■ Task requirements ■
Print every entry exactly as written.

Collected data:
## Start

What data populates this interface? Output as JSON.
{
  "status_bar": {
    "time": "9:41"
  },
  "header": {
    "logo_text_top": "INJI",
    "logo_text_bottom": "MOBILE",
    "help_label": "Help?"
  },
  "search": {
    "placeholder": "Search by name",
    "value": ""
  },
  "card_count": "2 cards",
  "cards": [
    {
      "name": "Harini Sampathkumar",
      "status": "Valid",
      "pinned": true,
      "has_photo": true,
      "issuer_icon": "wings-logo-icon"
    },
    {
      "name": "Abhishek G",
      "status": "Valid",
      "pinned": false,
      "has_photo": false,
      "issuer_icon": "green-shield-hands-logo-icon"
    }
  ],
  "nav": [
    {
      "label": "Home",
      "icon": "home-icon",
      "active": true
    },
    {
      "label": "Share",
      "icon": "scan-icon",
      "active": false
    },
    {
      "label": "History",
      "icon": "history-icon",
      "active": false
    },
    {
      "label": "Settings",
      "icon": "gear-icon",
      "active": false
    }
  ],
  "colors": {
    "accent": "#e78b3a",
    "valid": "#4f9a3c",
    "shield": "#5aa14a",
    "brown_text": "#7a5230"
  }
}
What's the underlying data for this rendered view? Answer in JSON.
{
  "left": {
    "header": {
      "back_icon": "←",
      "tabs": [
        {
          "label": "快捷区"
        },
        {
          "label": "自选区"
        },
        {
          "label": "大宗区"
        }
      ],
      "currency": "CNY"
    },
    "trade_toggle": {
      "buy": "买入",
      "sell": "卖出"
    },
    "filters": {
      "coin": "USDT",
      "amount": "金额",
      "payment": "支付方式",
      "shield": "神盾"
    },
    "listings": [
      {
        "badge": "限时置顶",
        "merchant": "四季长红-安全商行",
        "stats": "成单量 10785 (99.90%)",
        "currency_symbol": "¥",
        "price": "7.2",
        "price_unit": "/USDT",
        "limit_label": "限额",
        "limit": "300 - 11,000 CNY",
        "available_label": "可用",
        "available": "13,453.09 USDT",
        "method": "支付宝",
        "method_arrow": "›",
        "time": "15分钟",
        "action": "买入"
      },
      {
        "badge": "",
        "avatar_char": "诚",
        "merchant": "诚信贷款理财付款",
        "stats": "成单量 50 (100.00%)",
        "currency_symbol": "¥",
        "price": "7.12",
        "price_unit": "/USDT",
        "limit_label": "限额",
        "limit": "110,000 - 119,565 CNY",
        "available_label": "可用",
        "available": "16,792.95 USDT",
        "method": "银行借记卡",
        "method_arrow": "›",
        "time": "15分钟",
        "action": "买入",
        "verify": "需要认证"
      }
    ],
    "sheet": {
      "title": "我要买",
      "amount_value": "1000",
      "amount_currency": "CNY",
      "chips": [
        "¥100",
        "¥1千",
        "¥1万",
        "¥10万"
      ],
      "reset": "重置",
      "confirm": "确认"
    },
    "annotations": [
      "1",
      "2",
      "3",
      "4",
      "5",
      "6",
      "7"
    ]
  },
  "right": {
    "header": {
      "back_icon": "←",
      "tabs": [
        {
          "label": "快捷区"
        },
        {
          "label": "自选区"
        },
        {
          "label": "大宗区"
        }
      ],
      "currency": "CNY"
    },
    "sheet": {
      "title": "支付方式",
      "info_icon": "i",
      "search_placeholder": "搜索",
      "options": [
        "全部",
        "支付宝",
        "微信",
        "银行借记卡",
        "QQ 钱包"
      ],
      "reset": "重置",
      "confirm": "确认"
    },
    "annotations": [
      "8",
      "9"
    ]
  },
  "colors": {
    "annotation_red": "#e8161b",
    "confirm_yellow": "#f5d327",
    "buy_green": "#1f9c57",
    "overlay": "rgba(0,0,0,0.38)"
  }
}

## End

■ Task output ■
What data populates this interface? Output as JSON.
{
  "status_bar": {
    "time": "9:41"
  },
  "header": {
    "logo_text_top": "INJI",
    "logo_text_bottom": "MOBILE",
    "help_label": "Help?"
  },
  "search": {
    "placeholder": "Search by name",
    "value": ""
  },
  "card_count": "2 cards",
  "cards": [
    {
      "name": "Harini Sampathkumar",
      "status": "Valid",
      "pinned": true,
      "has_photo": true,
      "issuer_icon": "wings-logo-icon"
    },
    {
      "name": "Abhishek G",
      "status": "Valid",
      "pinned": false,
      "has_photo": false,
      "issuer_icon": "green-shield-hands-logo-icon"
    }
  ],
  "nav": [
    {
      "label": "Home",
      "icon": "home-icon",
      "active": true
    },
    {
      "label": "Share",
      "icon": "scan-icon",
      "active": false
    },
    {
      "label": "History",
      "icon": "history-icon",
      "active": false
    },
    {
      "label": "Settings",
      "icon": "gear-icon",
      "active": false
    }
  ],
  "colors": {
    "accent": "#e78b3a",
    "valid": "#4f9a3c",
    "shield": "#5aa14a",
    "brown_text": "#7a5230"
  }
}
What's the underlying data for this rendered view? Answer in JSON.
{
  "left": {
    "header": {
      "back_icon": "←",
      "tabs": [
        {
          "label": "快捷区"
        },
        {
          "label": "自选区"
        },
        {
          "label": "大宗区"
        }
      ],
      "currency": "CNY"
    },
    "trade_toggle": {
      "buy": "买入",
      "sell": "卖出"
    },
    "filters": {
      "coin": "USDT",
      "amount": "金额",
      "payment": "支付方式",
      "shield": "神盾"
    },
    "listings": [
      {
        "badge": "限时置顶",
        "merchant": "四季长红-安全商行",
        "stats": "成单量 10785 (99.90%)",
        "currency_symbol": "¥",
        "price": "7.2",
        "price_unit": "/USDT",
        "limit_label": "限额",
        "limit": "300 - 11,000 CNY",
        "available_label": "可用",
        "available": "13,453.09 USDT",
        "method": "支付宝",
        "method_arrow": "›",
        "time": "15分钟",
        "action": "买入"
      },
      {
        "badge": "",
        "avatar_char": "诚",
        "merchant": "诚信贷款理财付款",
        "stats": "成单量 50 (100.00%)",
        "currency_symbol": "¥",
        "price": "7.12",
        "price_unit": "/USDT",
        "limit_label": "限额",
        "limit": "110,000 - 119,565 CNY",
        "available_label": "可用",
        "available": "16,792.95 USDT",
        "method": "银行借记卡",
        "method_arrow": "›",
        "time": "15分钟",
        "action": "买入",
        "verify": "需要认证"
      }
    ],
    "sheet": {
      "title": "我要买",
      "amount_value": "1000",
      "amount_currency": "CNY",
      "chips": [
        "¥100",
        "¥1千",
        "¥1万",
        "¥10万"
      ],
      "reset": "重置",
      "confirm": "确认"
    },
    "annotations": [
      "1",
      "2",
      "3",
      "4",
      "5",
      "6",
      "7"
    ]
  },
  "right": {
    "header": {
      "back_icon": "←",
      "tabs": [
        {
          "label": "快捷区"
        },
        {
          "label": "自选区"
        },
        {
          "label": "大宗区"
        }
      ],
      "currency": "CNY"
    },
    "sheet": {
      "title": "支付方式",
      "info_icon": "i",
      "search_placeholder": "搜索",
      "options": [
        "全部",
        "支付宝",
        "微信",
        "银行借记卡",
        "QQ 钱包"
      ],
      "reset": "重置",
      "confirm": "确认"
    },
    "annotations": [
      "8",
      "9"
    ]
  },
  "colors": {
    "annotation_red": "#e8161b",
    "confirm_yellow": "#f5d327",
    "buy_green": "#1f9c57",
    "overlay": "rgba(0,0,0,0.38)"
  }
}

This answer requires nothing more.